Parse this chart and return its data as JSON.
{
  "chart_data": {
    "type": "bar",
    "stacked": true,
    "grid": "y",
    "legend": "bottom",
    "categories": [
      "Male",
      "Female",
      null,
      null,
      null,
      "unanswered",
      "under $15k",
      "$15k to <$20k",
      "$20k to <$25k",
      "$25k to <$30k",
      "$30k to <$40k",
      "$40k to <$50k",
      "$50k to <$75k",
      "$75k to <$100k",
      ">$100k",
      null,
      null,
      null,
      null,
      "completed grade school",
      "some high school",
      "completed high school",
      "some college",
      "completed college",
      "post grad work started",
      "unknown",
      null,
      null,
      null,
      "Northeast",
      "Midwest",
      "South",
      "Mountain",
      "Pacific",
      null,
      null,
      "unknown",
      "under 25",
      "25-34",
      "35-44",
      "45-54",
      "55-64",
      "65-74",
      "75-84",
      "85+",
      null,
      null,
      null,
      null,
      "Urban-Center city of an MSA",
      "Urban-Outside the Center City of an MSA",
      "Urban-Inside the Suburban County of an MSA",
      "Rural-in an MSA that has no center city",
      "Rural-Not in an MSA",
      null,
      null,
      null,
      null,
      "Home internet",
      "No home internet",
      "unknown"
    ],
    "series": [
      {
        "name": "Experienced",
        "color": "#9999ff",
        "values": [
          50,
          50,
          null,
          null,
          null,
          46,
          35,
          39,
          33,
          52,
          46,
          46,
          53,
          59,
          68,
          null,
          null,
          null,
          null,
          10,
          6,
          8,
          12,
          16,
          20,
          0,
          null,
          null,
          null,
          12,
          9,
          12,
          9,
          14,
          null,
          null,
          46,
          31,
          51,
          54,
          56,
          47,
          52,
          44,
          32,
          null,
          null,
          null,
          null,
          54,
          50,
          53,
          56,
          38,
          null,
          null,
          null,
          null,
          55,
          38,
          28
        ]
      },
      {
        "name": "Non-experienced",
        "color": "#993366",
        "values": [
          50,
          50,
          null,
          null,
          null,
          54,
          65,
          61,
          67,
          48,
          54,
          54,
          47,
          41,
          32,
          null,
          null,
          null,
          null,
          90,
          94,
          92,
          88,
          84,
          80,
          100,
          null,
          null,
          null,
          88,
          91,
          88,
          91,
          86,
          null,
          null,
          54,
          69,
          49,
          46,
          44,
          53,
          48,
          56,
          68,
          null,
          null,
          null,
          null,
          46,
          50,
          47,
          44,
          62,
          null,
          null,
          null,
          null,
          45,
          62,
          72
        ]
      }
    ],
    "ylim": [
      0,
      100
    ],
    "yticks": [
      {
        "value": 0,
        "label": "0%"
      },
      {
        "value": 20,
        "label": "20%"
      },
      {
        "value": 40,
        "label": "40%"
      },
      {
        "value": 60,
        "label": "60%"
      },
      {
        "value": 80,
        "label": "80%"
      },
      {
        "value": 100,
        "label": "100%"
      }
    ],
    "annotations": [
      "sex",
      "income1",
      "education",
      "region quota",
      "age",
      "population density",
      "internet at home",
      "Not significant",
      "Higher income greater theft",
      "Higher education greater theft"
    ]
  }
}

------------------------

■ TASK DIRECTIONS
The word "Urban" appears in how many lines of the records? Give the number only.

■ EXERCISE RESULT
3